*Exercise description*. Recast every line of the material below as a numbered list, omitting any blank lines.
┌──
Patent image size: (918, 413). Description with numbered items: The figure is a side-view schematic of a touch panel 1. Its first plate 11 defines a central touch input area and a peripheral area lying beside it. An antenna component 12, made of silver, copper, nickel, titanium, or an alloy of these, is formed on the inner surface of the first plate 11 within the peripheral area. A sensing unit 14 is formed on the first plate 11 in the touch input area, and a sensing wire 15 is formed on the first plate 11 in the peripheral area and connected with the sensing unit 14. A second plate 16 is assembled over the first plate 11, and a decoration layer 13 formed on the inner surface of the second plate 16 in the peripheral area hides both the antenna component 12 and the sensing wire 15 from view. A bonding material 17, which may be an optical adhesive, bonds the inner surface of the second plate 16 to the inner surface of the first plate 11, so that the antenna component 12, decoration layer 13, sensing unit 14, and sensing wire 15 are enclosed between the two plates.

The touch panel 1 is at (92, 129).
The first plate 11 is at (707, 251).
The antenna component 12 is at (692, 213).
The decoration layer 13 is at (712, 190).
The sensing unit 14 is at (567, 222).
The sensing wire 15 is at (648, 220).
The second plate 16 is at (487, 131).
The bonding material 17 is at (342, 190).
└──
*Full solution*.
1. Patent image size: (918, 413). Description with numbered items: The figure is a side-view schematic of a touch panel 1. Its first plate 11 defines a central touch input area and a peripheral area lying beside it. An antenna component 12, made of silver, copper, nickel, titanium, or an alloy of these, is formed on the inner surface of the first plate 11 within the peripheral area. A sensing unit 14 is formed on the first plate 11 in the touch input area, and a sensing wire 15 is formed on the first plate 11 in the peripheral area and connected with the sensing unit 14. A second plate 16 is assembled over the first plate 11, and a decoration layer 13 formed on the inner surface of the second plate 16 in the peripheral area hides both the antenna component 12 and the sensing wire 15 from view. A bonding material 17, which may be an optical adhesive, bonds the inner surface of the second plate 16 to the inner surface of the first plate 11, so that the antenna component 12, decoration layer 13, sensing unit 14, and sensing wire 15 are enclosed between the two plates.
2. The touch panel 1 is at (92, 129).
3. The first plate 11 is at (707, 251).
4. The antenna component 12 is at (692, 213).
5. The decoration layer 13 is at (712, 190).
6. The sensing unit 14 is at (567, 222).
7. The sensing wire 15 is at (648, 220).
8. The second plate 16 is at (487, 131).
9. The bonding material 17 is at (342, 190).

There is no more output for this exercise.